Layout records
start

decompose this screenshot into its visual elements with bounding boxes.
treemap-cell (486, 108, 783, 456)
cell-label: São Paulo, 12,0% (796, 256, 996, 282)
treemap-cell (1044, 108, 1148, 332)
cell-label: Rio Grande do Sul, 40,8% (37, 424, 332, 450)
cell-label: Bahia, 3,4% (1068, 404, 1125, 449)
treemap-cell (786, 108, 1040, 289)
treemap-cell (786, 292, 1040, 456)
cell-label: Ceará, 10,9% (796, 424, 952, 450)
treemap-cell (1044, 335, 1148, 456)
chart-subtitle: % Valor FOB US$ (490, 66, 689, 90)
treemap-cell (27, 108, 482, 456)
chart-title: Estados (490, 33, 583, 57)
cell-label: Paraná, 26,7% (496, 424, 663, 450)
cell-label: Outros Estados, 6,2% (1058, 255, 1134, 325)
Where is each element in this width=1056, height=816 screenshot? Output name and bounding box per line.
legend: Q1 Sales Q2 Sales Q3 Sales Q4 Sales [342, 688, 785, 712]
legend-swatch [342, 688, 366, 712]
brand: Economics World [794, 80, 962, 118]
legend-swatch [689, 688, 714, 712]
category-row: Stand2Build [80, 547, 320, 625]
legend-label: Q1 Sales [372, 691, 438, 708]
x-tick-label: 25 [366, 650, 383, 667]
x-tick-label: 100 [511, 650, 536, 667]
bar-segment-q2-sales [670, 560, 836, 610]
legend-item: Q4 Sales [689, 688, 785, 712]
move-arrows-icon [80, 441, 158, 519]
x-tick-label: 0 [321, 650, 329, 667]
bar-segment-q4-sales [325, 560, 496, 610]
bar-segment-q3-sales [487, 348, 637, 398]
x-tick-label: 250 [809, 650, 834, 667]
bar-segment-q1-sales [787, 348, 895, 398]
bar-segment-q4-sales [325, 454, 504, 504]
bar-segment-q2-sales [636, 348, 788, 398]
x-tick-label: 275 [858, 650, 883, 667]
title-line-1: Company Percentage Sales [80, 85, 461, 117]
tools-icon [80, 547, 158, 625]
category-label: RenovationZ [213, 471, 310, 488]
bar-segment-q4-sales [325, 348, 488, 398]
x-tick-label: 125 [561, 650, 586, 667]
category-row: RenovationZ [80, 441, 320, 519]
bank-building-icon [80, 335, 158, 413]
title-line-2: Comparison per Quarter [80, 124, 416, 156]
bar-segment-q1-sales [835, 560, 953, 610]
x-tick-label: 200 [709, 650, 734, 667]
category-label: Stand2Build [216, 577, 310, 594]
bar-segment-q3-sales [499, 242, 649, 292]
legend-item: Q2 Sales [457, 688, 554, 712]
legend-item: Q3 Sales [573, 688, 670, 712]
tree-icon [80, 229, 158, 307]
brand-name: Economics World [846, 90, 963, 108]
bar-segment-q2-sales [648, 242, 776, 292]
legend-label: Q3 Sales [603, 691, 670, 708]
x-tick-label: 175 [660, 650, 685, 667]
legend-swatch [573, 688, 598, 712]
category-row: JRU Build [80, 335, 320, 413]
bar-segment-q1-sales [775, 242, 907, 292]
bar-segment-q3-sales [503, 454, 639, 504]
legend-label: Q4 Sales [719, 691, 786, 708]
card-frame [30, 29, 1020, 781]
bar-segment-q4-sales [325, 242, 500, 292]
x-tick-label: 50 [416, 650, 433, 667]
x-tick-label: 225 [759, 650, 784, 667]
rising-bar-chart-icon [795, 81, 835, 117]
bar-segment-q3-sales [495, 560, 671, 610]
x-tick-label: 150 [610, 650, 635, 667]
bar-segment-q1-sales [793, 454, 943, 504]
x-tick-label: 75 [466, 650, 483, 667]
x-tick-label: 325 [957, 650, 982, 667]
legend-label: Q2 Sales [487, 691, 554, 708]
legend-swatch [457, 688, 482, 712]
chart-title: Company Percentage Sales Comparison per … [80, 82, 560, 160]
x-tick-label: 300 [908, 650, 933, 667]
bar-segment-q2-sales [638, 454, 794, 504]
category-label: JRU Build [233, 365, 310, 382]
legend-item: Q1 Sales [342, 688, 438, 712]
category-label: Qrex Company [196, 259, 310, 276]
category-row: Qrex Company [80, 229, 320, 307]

end

* Exercise goal *
Return every line of the layout data above word for word, keeping the original order.

* Exercise output *
decompose this screenshot into its visual elements with bounding boxes.
treemap-cell (486, 108, 783, 456)
cell-label: São Paulo, 12,0% (796, 256, 996, 282)
treemap-cell (1044, 108, 1148, 332)
cell-label: Rio Grande do Sul, 40,8% (37, 424, 332, 450)
cell-label: Bahia, 3,4% (1068, 404, 1125, 449)
treemap-cell (786, 108, 1040, 289)
treemap-cell (786, 292, 1040, 456)
cell-label: Ceará, 10,9% (796, 424, 952, 450)
treemap-cell (1044, 335, 1148, 456)
chart-subtitle: % Valor FOB US$ (490, 66, 689, 90)
treemap-cell (27, 108, 482, 456)
chart-title: Estados (490, 33, 583, 57)
cell-label: Paraná, 26,7% (496, 424, 663, 450)
cell-label: Outros Estados, 6,2% (1058, 255, 1134, 325)
Where is each element in this width=1056, height=816 screenshot? Output name and bounding box per line.
legend: Q1 Sales Q2 Sales Q3 Sales Q4 Sales [342, 688, 785, 712]
legend-swatch [342, 688, 366, 712]
brand: Economics World [794, 80, 962, 118]
legend-swatch [689, 688, 714, 712]
category-row: Stand2Build [80, 547, 320, 625]
legend-label: Q1 Sales [372, 691, 438, 708]
x-tick-label: 25 [366, 650, 383, 667]
x-tick-label: 100 [511, 650, 536, 667]
bar-segment-q2-sales [670, 560, 836, 610]
legend-item: Q4 Sales [689, 688, 785, 712]
move-arrows-icon [80, 441, 158, 519]
x-tick-label: 0 [321, 650, 329, 667]
bar-segment-q4-sales [325, 560, 496, 610]
bar-segment-q3-sales [487, 348, 637, 398]
x-tick-label: 250 [809, 650, 834, 667]
bar-segment-q1-sales [787, 348, 895, 398]
bar-segment-q4-sales [325, 454, 504, 504]
bar-segment-q2-sales [636, 348, 788, 398]
x-tick-label: 275 [858, 650, 883, 667]
title-line-1: Company Percentage Sales [80, 85, 461, 117]
tools-icon [80, 547, 158, 625]
category-label: RenovationZ [213, 471, 310, 488]
bar-segment-q4-sales [325, 348, 488, 398]
x-tick-label: 125 [561, 650, 586, 667]
category-row: RenovationZ [80, 441, 320, 519]
bank-building-icon [80, 335, 158, 413]
title-line-2: Comparison per Quarter [80, 124, 416, 156]
bar-segment-q1-sales [835, 560, 953, 610]
x-tick-label: 200 [709, 650, 734, 667]
category-label: Stand2Build [216, 577, 310, 594]
bar-segment-q3-sales [499, 242, 649, 292]
legend-item: Q2 Sales [457, 688, 554, 712]
legend-item: Q3 Sales [573, 688, 670, 712]
tree-icon [80, 229, 158, 307]
brand-name: Economics World [846, 90, 963, 108]
bar-segment-q2-sales [648, 242, 776, 292]
legend-label: Q3 Sales [603, 691, 670, 708]
x-tick-label: 175 [660, 650, 685, 667]
legend-swatch [573, 688, 598, 712]
category-row: JRU Build [80, 335, 320, 413]
bar-segment-q1-sales [775, 242, 907, 292]
bar-segment-q3-sales [503, 454, 639, 504]
legend-label: Q4 Sales [719, 691, 786, 708]
card-frame [30, 29, 1020, 781]
bar-segment-q4-sales [325, 242, 500, 292]
x-tick-label: 50 [416, 650, 433, 667]
x-tick-label: 225 [759, 650, 784, 667]
rising-bar-chart-icon [795, 81, 835, 117]
bar-segment-q3-sales [495, 560, 671, 610]
x-tick-label: 150 [610, 650, 635, 667]
bar-segment-q1-sales [793, 454, 943, 504]
x-tick-label: 75 [466, 650, 483, 667]
x-tick-label: 325 [957, 650, 982, 667]
legend-label: Q2 Sales [487, 691, 554, 708]
legend-swatch [457, 688, 482, 712]
chart-title: Company Percentage Sales Comparison per … [80, 82, 560, 160]
x-tick-label: 300 [908, 650, 933, 667]
bar-segment-q2-sales [638, 454, 794, 504]
category-label: JRU Build [233, 365, 310, 382]
legend-item: Q1 Sales [342, 688, 438, 712]
category-label: Qrex Company [196, 259, 310, 276]
category-row: Qrex Company [80, 229, 320, 307]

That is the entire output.